#### Task directions
Word for word, give the material below again, minus any images.

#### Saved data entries
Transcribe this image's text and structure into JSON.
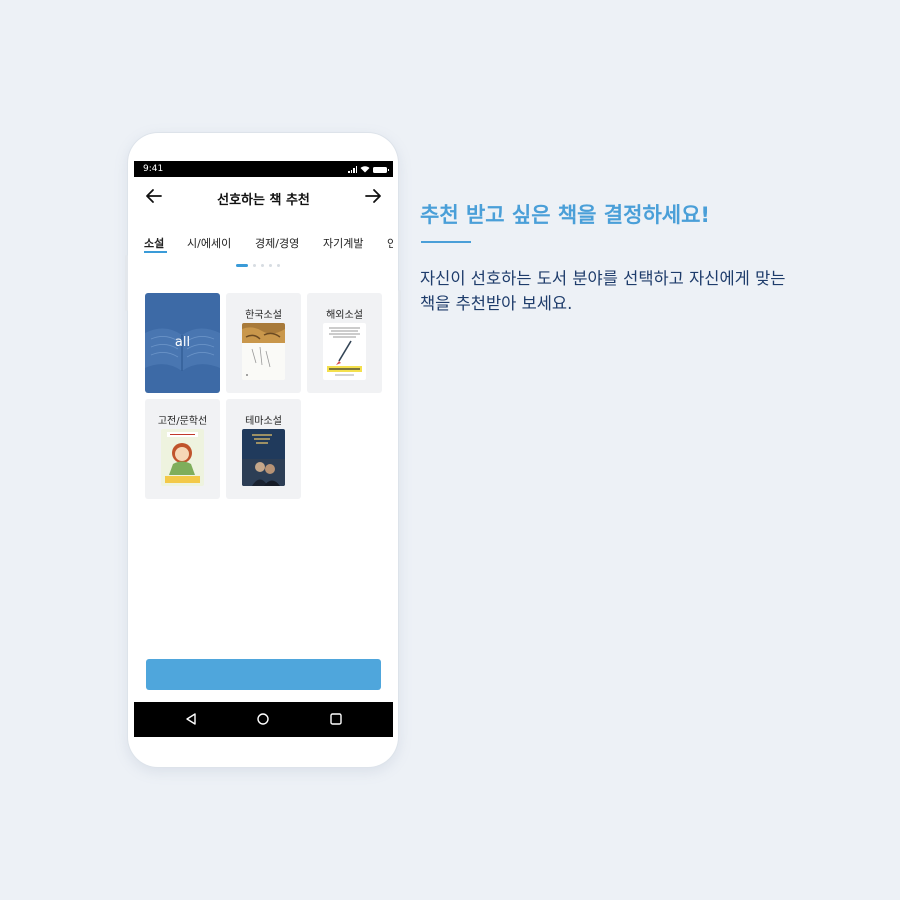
{
  "status_bar": {
    "time": "9:41"
  },
  "header": {
    "title": "선호하는 책 추천",
    "back_icon": "arrow-left-icon",
    "next_icon": "arrow-right-icon"
  },
  "tabs": [
    {
      "label": "소설",
      "active": true
    },
    {
      "label": "시/에세이",
      "active": false
    },
    {
      "label": "경제/경영",
      "active": false
    },
    {
      "label": "자기계발",
      "active": false
    },
    {
      "label": "인",
      "active": false
    }
  ],
  "pager": {
    "count": 5,
    "active_index": 0
  },
  "categories": [
    {
      "label": "all",
      "selected": true
    },
    {
      "label": "한국소설",
      "selected": false
    },
    {
      "label": "해외소설",
      "selected": false
    },
    {
      "label": "고전/문학선",
      "selected": false
    },
    {
      "label": "테마소설",
      "selected": false
    }
  ],
  "colors": {
    "accent": "#4a9fd8",
    "button": "#4fa6dc",
    "selected_card": "#3d6aa6",
    "description": "#1e3c6b"
  },
  "side_text": {
    "headline": "추천 받고 싶은 책을 결정하세요!",
    "description": "자신이 선호하는 도서 분야를 선택하고 자신에게 맞는\n 책을 추천받아 보세요."
  }
}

#### Solution for this exercise
Transcribe this image's text and structure into JSON.
{
  "status_bar": {
    "time": "9:41"
  },
  "header": {
    "title": "선호하는 책 추천",
    "back_icon": "arrow-left-icon",
    "next_icon": "arrow-right-icon"
  },
  "tabs": [
    {
      "label": "소설",
      "active": true
    },
    {
      "label": "시/에세이",
      "active": false
    },
    {
      "label": "경제/경영",
      "active": false
    },
    {
      "label": "자기계발",
      "active": false
    },
    {
      "label": "인",
      "active": false
    }
  ],
  "pager": {
    "count": 5,
    "active_index": 0
  },
  "categories": [
    {
      "label": "all",
      "selected": true
    },
    {
      "label": "한국소설",
      "selected": false
    },
    {
      "label": "해외소설",
      "selected": false
    },
    {
      "label": "고전/문학선",
      "selected": false
    },
    {
      "label": "테마소설",
      "selected": false
    }
  ],
  "colors": {
    "accent": "#4a9fd8",
    "button": "#4fa6dc",
    "selected_card": "#3d6aa6",
    "description": "#1e3c6b"
  },
  "side_text": {
    "headline": "추천 받고 싶은 책을 결정하세요!",
    "description": "자신이 선호하는 도서 분야를 선택하고 자신에게 맞는\n 책을 추천받아 보세요."
  }
}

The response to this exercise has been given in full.